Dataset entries
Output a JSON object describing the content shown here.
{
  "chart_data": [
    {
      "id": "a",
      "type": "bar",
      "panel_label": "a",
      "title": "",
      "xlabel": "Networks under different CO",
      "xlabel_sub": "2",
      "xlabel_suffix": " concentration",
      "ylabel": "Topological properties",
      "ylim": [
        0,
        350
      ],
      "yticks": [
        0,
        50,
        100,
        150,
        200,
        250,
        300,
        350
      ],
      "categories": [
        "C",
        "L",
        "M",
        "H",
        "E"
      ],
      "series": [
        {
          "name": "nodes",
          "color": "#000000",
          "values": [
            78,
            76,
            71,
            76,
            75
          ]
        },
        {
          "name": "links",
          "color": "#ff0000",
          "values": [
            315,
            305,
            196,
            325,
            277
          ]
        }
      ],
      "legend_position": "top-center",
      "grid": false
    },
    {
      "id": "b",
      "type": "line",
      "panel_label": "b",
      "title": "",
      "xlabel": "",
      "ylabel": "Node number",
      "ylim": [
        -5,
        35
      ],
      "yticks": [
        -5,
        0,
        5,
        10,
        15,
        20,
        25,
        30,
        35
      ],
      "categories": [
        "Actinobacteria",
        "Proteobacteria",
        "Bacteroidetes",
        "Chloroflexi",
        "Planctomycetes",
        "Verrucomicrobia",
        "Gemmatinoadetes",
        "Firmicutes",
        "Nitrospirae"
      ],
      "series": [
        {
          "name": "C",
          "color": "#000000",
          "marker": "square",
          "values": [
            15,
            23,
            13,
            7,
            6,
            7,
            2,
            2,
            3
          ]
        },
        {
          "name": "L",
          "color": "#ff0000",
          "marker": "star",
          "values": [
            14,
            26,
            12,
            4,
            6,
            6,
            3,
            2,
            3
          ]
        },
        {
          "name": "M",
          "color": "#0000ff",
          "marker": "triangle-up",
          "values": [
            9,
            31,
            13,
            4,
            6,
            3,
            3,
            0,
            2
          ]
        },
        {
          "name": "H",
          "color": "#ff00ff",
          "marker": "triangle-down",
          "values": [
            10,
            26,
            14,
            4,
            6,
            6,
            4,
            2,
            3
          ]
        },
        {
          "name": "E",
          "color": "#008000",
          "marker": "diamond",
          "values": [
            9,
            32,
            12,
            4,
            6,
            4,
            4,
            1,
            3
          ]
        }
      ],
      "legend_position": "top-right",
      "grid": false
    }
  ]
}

What is expected
The full set of records above is to be printed again verbatim.

Exercise output
Output a JSON object describing the content shown here.
{
  "chart_data": [
    {
      "id": "a",
      "type": "bar",
      "panel_label": "a",
      "title": "",
      "xlabel": "Networks under different CO",
      "xlabel_sub": "2",
      "xlabel_suffix": " concentration",
      "ylabel": "Topological properties",
      "ylim": [
        0,
        350
      ],
      "yticks": [
        0,
        50,
        100,
        150,
        200,
        250,
        300,
        350
      ],
      "categories": [
        "C",
        "L",
        "M",
        "H",
        "E"
      ],
      "series": [
        {
          "name": "nodes",
          "color": "#000000",
          "values": [
            78,
            76,
            71,
            76,
            75
          ]
        },
        {
          "name": "links",
          "color": "#ff0000",
          "values": [
            315,
            305,
            196,
            325,
            277
          ]
        }
      ],
      "legend_position": "top-center",
      "grid": false
    },
    {
      "id": "b",
      "type": "line",
      "panel_label": "b",
      "title": "",
      "xlabel": "",
      "ylabel": "Node number",
      "ylim": [
        -5,
        35
      ],
      "yticks": [
        -5,
        0,
        5,
        10,
        15,
        20,
        25,
        30,
        35
      ],
      "categories": [
        "Actinobacteria",
        "Proteobacteria",
        "Bacteroidetes",
        "Chloroflexi",
        "Planctomycetes",
        "Verrucomicrobia",
        "Gemmatinoadetes",
        "Firmicutes",
        "Nitrospirae"
      ],
      "series": [
        {
          "name": "C",
          "color": "#000000",
          "marker": "square",
          "values": [
            15,
            23,
            13,
            7,
            6,
            7,
            2,
            2,
            3
          ]
        },
        {
          "name": "L",
          "color": "#ff0000",
          "marker": "star",
          "values": [
            14,
            26,
            12,
            4,
            6,
            6,
            3,
            2,
            3
          ]
        },
        {
          "name": "M",
          "color": "#0000ff",
          "marker": "triangle-up",
          "values": [
            9,
            31,
            13,
            4,
            6,
            3,
            3,
            0,
            2
          ]
        },
        {
          "name": "H",
          "color": "#ff00ff",
          "marker": "triangle-down",
          "values": [
            10,
            26,
            14,
            4,
            6,
            6,
            4,
            2,
            3
          ]
        },
        {
          "name": "E",
          "color": "#008000",
          "marker": "diamond",
          "values": [
            9,
            32,
            12,
            4,
            6,
            4,
            4,
            1,
            3
          ]
        }
      ],
      "legend_position": "top-right",
      "grid": false
    }
  ]
}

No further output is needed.